(Coordinate annotation records)
* * *
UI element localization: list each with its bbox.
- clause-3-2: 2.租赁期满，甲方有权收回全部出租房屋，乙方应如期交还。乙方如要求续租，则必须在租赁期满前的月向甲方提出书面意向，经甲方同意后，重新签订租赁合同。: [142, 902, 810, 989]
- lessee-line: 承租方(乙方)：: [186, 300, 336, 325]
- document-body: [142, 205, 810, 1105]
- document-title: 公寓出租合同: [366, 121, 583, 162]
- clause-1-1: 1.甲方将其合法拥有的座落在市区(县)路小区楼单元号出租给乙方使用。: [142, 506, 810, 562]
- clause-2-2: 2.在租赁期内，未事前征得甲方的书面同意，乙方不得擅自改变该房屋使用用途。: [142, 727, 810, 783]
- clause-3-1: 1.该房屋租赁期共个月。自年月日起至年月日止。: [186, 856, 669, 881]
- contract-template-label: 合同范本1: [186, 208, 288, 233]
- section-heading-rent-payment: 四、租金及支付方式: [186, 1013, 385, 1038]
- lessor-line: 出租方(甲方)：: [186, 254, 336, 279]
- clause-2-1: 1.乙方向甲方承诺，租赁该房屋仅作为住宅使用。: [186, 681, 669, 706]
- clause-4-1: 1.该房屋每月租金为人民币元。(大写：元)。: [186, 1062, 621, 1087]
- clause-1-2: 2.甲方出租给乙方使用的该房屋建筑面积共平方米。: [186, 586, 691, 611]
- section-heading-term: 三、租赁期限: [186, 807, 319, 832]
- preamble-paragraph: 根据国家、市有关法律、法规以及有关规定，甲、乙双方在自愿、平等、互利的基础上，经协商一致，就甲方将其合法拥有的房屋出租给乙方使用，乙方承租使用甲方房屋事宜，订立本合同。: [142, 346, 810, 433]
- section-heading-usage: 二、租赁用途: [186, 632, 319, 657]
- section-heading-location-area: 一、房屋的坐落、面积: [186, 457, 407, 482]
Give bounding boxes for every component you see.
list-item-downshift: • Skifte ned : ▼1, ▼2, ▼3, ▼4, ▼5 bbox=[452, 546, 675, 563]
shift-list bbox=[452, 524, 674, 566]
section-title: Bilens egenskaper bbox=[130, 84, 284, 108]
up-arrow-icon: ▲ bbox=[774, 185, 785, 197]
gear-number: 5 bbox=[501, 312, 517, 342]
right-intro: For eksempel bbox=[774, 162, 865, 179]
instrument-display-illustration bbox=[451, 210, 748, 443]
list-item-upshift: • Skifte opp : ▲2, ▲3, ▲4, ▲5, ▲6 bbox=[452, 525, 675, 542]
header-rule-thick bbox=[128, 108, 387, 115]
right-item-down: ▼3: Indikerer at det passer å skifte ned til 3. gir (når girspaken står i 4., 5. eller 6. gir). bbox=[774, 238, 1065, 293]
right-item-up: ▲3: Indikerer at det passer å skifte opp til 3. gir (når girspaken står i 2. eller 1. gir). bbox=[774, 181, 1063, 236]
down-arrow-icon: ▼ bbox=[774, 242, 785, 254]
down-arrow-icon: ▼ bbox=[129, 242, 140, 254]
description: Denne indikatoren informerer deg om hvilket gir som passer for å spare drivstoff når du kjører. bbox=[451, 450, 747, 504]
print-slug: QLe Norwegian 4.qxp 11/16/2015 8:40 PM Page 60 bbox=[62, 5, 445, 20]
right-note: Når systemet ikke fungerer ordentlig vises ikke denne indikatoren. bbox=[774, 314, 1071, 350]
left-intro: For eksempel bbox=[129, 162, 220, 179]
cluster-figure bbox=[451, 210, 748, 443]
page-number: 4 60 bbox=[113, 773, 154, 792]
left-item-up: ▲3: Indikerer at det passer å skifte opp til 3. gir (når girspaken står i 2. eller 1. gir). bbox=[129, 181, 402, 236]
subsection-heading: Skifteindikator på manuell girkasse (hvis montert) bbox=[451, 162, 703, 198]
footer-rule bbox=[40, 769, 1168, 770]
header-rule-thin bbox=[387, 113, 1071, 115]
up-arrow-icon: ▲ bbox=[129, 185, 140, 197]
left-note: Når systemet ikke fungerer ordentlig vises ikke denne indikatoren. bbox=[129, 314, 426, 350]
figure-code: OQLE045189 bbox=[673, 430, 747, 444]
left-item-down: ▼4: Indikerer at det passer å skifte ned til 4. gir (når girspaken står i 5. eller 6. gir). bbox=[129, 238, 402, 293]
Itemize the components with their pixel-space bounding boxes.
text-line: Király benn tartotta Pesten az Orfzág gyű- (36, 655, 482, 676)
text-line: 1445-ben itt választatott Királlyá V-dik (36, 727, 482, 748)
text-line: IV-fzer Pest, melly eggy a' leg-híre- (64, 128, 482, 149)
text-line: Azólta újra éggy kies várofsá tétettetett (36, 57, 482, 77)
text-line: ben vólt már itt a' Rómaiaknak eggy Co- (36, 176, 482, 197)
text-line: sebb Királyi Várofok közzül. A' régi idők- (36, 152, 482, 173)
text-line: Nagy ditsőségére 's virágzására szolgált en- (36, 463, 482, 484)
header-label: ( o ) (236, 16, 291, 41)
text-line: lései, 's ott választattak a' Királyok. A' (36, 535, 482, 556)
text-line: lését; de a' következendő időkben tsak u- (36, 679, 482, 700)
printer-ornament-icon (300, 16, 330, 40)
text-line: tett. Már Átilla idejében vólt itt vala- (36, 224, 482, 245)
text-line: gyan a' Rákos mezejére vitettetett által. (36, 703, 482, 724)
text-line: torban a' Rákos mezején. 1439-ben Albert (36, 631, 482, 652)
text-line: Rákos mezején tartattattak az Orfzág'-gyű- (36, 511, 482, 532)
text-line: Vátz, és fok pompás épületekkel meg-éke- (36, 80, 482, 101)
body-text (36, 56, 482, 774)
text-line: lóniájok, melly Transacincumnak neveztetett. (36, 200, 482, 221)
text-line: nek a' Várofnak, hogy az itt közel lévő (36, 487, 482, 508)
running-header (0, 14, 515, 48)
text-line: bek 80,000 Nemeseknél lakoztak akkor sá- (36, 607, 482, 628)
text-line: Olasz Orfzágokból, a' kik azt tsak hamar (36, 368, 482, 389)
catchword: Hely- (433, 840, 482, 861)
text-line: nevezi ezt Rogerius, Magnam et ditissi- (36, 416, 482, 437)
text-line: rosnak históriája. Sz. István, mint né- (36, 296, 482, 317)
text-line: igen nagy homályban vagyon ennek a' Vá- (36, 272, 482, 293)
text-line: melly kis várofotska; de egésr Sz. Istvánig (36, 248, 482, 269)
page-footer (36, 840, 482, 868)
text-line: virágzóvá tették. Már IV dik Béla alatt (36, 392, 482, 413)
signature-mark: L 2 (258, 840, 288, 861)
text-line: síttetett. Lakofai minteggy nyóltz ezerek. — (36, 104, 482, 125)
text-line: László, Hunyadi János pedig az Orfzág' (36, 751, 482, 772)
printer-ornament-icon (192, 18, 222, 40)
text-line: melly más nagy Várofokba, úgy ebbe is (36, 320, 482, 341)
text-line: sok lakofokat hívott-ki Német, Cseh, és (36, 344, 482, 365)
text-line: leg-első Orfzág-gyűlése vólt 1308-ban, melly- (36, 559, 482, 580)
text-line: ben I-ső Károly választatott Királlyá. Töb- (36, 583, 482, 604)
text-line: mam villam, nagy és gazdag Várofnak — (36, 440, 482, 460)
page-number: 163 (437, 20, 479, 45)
* * *
▶ Exercise task
Express the lines from the start of the records up to and including the line containing "1013, 385, 1038]" as a Markdown table with the columns No. and Line. Leave out any blank lines.

▶ Expected answer
| No. | Line |
|---|---|
| 1 | UI element localization: list each with its bbox. |
| 2 | - clause-3-2: 2.租赁期满，甲方有权收回全部出租房屋，乙方应如期交还。乙方如要求续租，则必须在租赁期满前的月向甲方提出书面意向，经甲方同意后，重新签订租赁合同。: [142, 902, 810, 989] |
| 3 | - lessee-line: 承租方(乙方)：: [186, 300, 336, 325] |
| 4 | - document-body: [142, 205, 810, 1105] |
| 5 | - document-title: 公寓出租合同: [366, 121, 583, 162] |
| 6 | - clause-1-1: 1.甲方将其合法拥有的座落在市区(县)路小区楼单元号出租给乙方使用。: [142, 506, 810, 562] |
| 7 | - clause-2-2: 2.在租赁期内，未事前征得甲方的书面同意，乙方不得擅自改变该房屋使用用途。: [142, 727, 810, 783] |
| 8 | - clause-3-1: 1.该房屋租赁期共个月。自年月日起至年月日止。: [186, 856, 669, 881] |
| 9 | - contract-template-label: 合同范本1: [186, 208, 288, 233] |
| 10 | - section-heading-rent-payment: 四、租金及支付方式: [186, 1013, 385, 1038] |